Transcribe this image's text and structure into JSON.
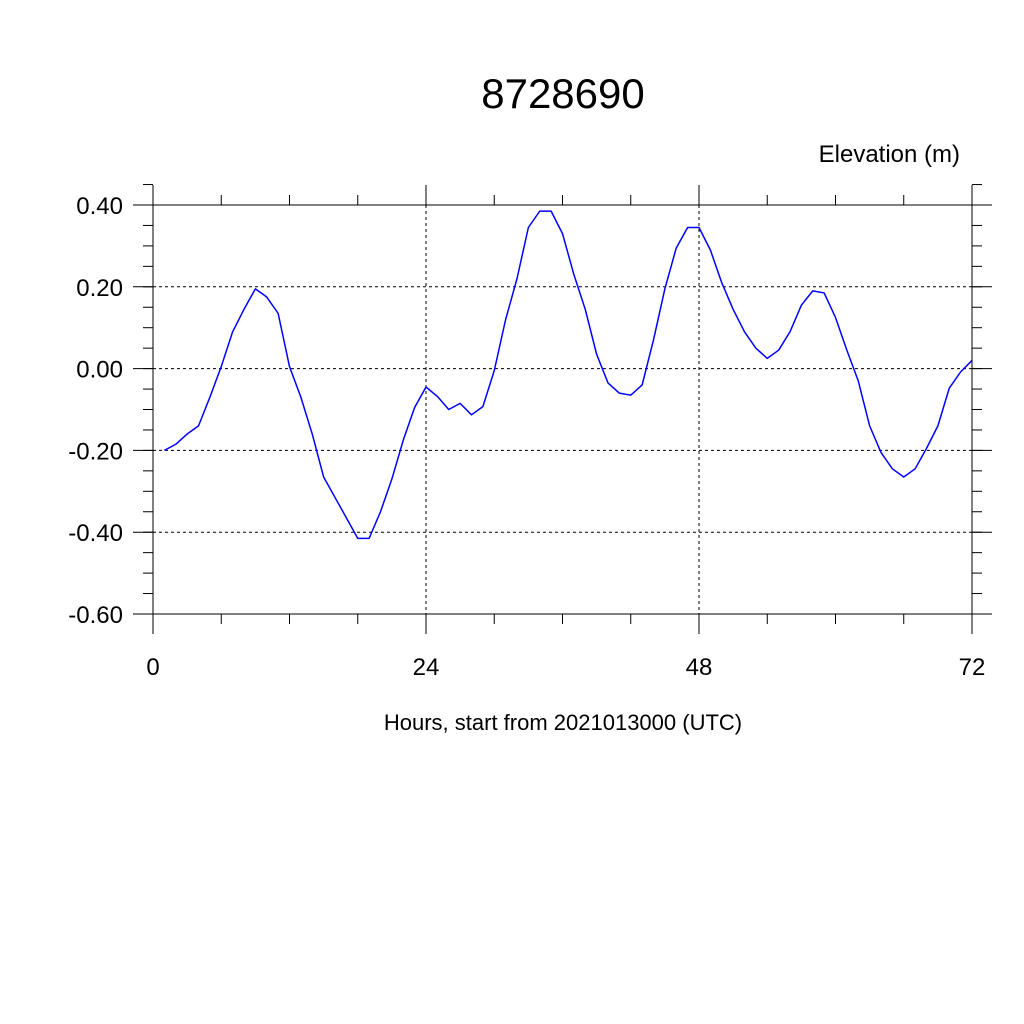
{
  "chart_data": {
    "type": "line",
    "title": "8728690",
    "ylabel": "Elevation (m)",
    "xlabel": "Hours, start from 2021013000 (UTC)",
    "xlim": [
      0,
      72
    ],
    "ylim": [
      -0.6,
      0.45
    ],
    "x_ticks": [
      0,
      24,
      48,
      72
    ],
    "x_tick_labels": [
      "0",
      "24",
      "48",
      "72"
    ],
    "y_ticks": [
      0.4,
      0.2,
      0.0,
      -0.2,
      -0.4,
      -0.6
    ],
    "y_tick_labels": [
      "0.40",
      "0.20",
      "0.00",
      "-0.20",
      "-0.40",
      "-0.60"
    ],
    "grid": true,
    "series": [
      {
        "color": "#0000ff",
        "x": [
          1,
          2,
          3,
          4,
          5,
          6,
          7,
          8,
          9,
          10,
          11,
          12,
          13,
          14,
          15,
          16,
          17,
          18,
          19,
          20,
          21,
          22,
          23,
          24,
          25,
          26,
          27,
          28,
          29,
          30,
          31,
          32,
          33,
          34,
          35,
          36,
          37,
          38,
          39,
          40,
          41,
          42,
          43,
          44,
          45,
          46,
          47,
          48,
          49,
          50,
          51,
          52,
          53,
          54,
          55,
          56,
          57,
          58,
          59,
          60,
          61,
          62,
          63,
          64,
          65,
          66,
          67,
          68,
          69,
          70,
          71,
          72
        ],
        "values": [
          -0.2,
          -0.185,
          -0.16,
          -0.14,
          -0.07,
          0.005,
          0.09,
          0.145,
          0.195,
          0.175,
          0.135,
          0.005,
          -0.07,
          -0.16,
          -0.265,
          -0.315,
          -0.365,
          -0.415,
          -0.415,
          -0.35,
          -0.27,
          -0.175,
          -0.095,
          -0.045,
          -0.068,
          -0.1,
          -0.085,
          -0.113,
          -0.093,
          -0.005,
          0.12,
          0.22,
          0.345,
          0.385,
          0.385,
          0.33,
          0.23,
          0.145,
          0.035,
          -0.035,
          -0.06,
          -0.065,
          -0.04,
          0.07,
          0.195,
          0.295,
          0.345,
          0.345,
          0.29,
          0.21,
          0.145,
          0.09,
          0.05,
          0.025,
          0.045,
          0.09,
          0.155,
          0.19,
          0.185,
          0.125,
          0.045,
          -0.03,
          -0.14,
          -0.205,
          -0.245,
          -0.265,
          -0.245,
          -0.195,
          -0.14,
          -0.048,
          -0.008,
          0.02
        ]
      }
    ]
  }
}
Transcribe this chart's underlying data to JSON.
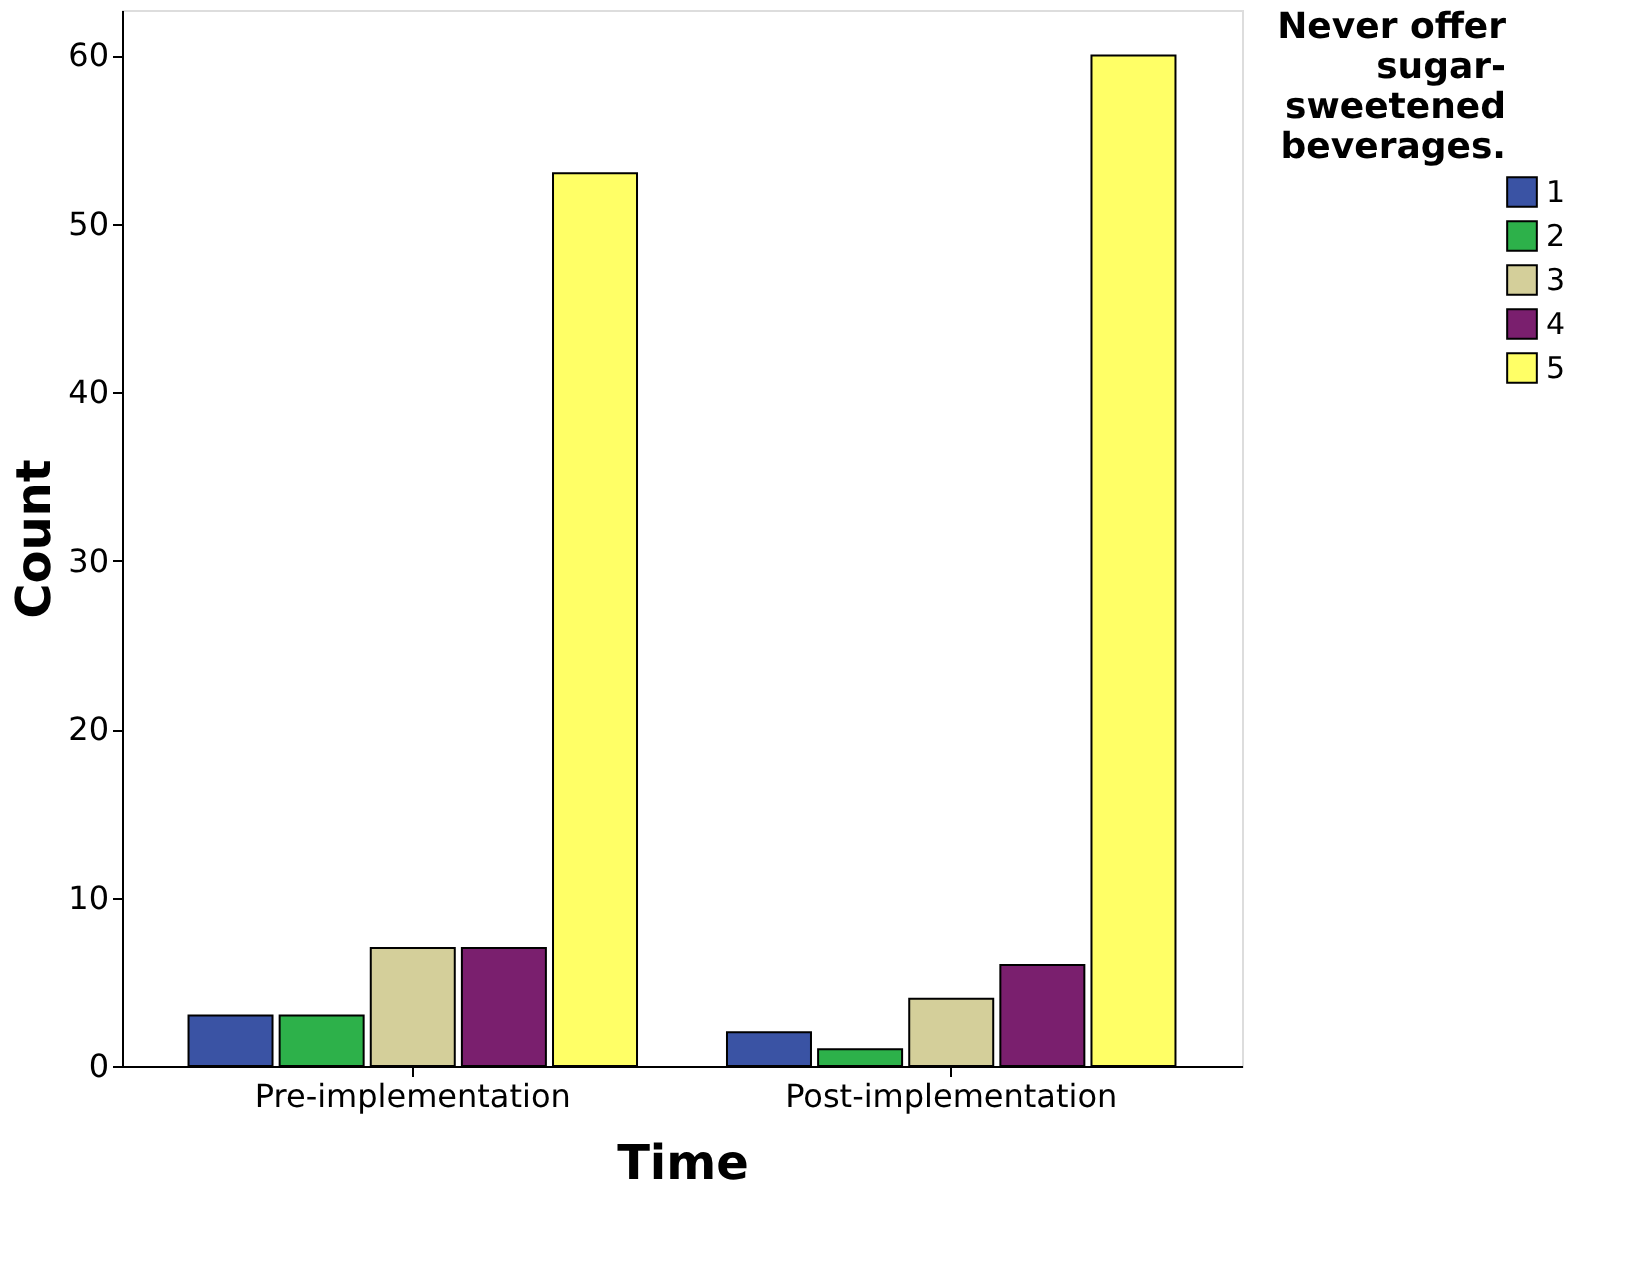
{
  "chart_data": {
    "type": "bar",
    "xlabel": "Time",
    "ylabel": "Count",
    "legend_title": "Never offer sugar-sweetened beverages.",
    "legend": "top right",
    "grid": false,
    "categories": [
      "Pre-implementation",
      "Post-implementation"
    ],
    "series": [
      {
        "name": "1",
        "color": "#3a53a4",
        "values": [
          3,
          2
        ]
      },
      {
        "name": "2",
        "color": "#2db14a",
        "values": [
          3,
          1
        ]
      },
      {
        "name": "3",
        "color": "#d4cf9a",
        "values": [
          7,
          4
        ]
      },
      {
        "name": "4",
        "color": "#7a1f6e",
        "values": [
          7,
          6
        ]
      },
      {
        "name": "5",
        "color": "#ffff66",
        "values": [
          53,
          60
        ]
      }
    ],
    "ylim": [
      0,
      62.7
    ],
    "yticks": [
      0,
      10,
      20,
      30,
      40,
      50,
      60
    ]
  }
}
------------
### [Aim of the exercise]
Without the pictures, write out the whole listing above exactly as it appears.

### [Task output]
Transcribe this image's text and structure into JSON.
{
  "chart_data": {
    "type": "line",
    "title": "8728690",
    "ylabel": "Elevation (m)",
    "xlabel": "Hours, start from 2021013000 (UTC)",
    "xlim": [
      0,
      72
    ],
    "ylim": [
      -0.6,
      0.45
    ],
    "x_ticks": [
      0,
      24,
      48,
      72
    ],
    "x_tick_labels": [
      "0",
      "24",
      "48",
      "72"
    ],
    "y_ticks": [
      0.4,
      0.2,
      0.0,
      -0.2,
      -0.4,
      -0.6
    ],
    "y_tick_labels": [
      "0.40",
      "0.20",
      "0.00",
      "-0.20",
      "-0.40",
      "-0.60"
    ],
    "grid": true,
    "series": [
      {
        "color": "#0000ff",
        "x": [
          1,
          2,
          3,
          4,
          5,
          6,
          7,
          8,
          9,
          10,
          11,
          12,
          13,
          14,
          15,
          16,
          17,
          18,
          19,
          20,
          21,
          22,
          23,
          24,
          25,
          26,
          27,
          28,
          29,
          30,
          31,
          32,
          33,
          34,
          35,
          36,
          37,
          38,
          39,
          40,
          41,
          42,
          43,
          44,
          45,
          46,
          47,
          48,
          49,
          50,
          51,
          52,
          53,
          54,
          55,
          56,
          57,
          58,
          59,
          60,
          61,
          62,
          63,
          64,
          65,
          66,
          67,
          68,
          69,
          70,
          71,
          72
        ],
        "values": [
          -0.2,
          -0.185,
          -0.16,
          -0.14,
          -0.07,
          0.005,
          0.09,
          0.145,
          0.195,
          0.175,
          0.135,
          0.005,
          -0.07,
          -0.16,
          -0.265,
          -0.315,
          -0.365,
          -0.415,
          -0.415,
          -0.35,
          -0.27,
          -0.175,
          -0.095,
          -0.045,
          -0.068,
          -0.1,
          -0.085,
          -0.113,
          -0.093,
          -0.005,
          0.12,
          0.22,
          0.345,
          0.385,
          0.385,
          0.33,
          0.23,
          0.145,
          0.035,
          -0.035,
          -0.06,
          -0.065,
          -0.04,
          0.07,
          0.195,
          0.295,
          0.345,
          0.345,
          0.29,
          0.21,
          0.145,
          0.09,
          0.05,
          0.025,
          0.045,
          0.09,
          0.155,
          0.19,
          0.185,
          0.125,
          0.045,
          -0.03,
          -0.14,
          -0.205,
          -0.245,
          -0.265,
          -0.245,
          -0.195,
          -0.14,
          -0.048,
          -0.008,
          0.02
        ]
      }
    ]
  }
}
Transcribe this chart's underlying data to JSON.
{
  "chart_data": {
    "type": "bar",
    "xlabel": "Time",
    "ylabel": "Count",
    "legend_title": "Never offer sugar-sweetened beverages.",
    "legend": "top right",
    "grid": false,
    "categories": [
      "Pre-implementation",
      "Post-implementation"
    ],
    "series": [
      {
        "name": "1",
        "color": "#3a53a4",
        "values": [
          3,
          2
        ]
      },
      {
        "name": "2",
        "color": "#2db14a",
        "values": [
          3,
          1
        ]
      },
      {
        "name": "3",
        "color": "#d4cf9a",
        "values": [
          7,
          4
        ]
      },
      {
        "name": "4",
        "color": "#7a1f6e",
        "values": [
          7,
          6
        ]
      },
      {
        "name": "5",
        "color": "#ffff66",
        "values": [
          53,
          60
        ]
      }
    ],
    "ylim": [
      0,
      62.7
    ],
    "yticks": [
      0,
      10,
      20,
      30,
      40,
      50,
      60
    ]
  }
}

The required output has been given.